Using the listing, copy each whole line that features "ACLR".

Records for the exercise Block Start

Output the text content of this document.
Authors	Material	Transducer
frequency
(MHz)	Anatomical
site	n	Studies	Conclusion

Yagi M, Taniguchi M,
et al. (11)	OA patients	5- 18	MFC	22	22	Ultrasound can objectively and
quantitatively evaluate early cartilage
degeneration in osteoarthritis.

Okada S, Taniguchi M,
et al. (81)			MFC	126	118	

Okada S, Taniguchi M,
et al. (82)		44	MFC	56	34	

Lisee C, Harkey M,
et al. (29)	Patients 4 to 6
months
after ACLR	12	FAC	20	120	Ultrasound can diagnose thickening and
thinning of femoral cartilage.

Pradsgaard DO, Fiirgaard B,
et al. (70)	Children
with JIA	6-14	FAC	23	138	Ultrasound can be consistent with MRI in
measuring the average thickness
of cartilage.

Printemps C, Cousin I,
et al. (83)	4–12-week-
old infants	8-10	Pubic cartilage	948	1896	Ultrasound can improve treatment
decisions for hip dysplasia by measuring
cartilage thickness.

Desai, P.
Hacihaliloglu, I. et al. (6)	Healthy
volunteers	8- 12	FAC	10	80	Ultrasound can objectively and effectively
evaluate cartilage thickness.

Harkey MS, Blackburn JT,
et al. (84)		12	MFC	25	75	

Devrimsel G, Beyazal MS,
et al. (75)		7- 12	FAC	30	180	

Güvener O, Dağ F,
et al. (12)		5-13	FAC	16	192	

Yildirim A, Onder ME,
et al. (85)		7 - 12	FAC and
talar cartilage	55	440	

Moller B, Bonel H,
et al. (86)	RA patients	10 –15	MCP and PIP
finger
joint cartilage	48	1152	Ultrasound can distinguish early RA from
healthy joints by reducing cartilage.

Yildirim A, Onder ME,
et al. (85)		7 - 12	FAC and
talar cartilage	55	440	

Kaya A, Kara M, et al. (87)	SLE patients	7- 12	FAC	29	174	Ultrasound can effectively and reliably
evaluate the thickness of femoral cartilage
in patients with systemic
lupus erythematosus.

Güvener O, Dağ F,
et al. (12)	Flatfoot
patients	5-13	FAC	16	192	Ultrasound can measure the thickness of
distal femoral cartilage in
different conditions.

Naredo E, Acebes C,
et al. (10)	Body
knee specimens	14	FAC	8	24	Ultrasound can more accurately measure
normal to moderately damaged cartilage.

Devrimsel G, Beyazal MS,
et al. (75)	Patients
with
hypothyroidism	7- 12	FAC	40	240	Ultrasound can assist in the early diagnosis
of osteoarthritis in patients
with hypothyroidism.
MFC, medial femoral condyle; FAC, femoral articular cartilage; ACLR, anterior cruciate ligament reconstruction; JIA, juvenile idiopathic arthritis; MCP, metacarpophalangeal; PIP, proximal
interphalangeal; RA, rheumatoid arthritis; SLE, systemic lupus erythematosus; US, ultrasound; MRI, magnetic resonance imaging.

Records for the exercise Block End

» Answer space:
after ACLR	12	FAC	20	120	Ultrasound can diagnose thickening and
MFC, medial femoral condyle; FAC, femoral articular cartilage; ACLR, anterior cruciate ligament reconstruction; JIA, juvenile idiopathic arthritis; MCP, metacarpophalangeal; PIP, proximal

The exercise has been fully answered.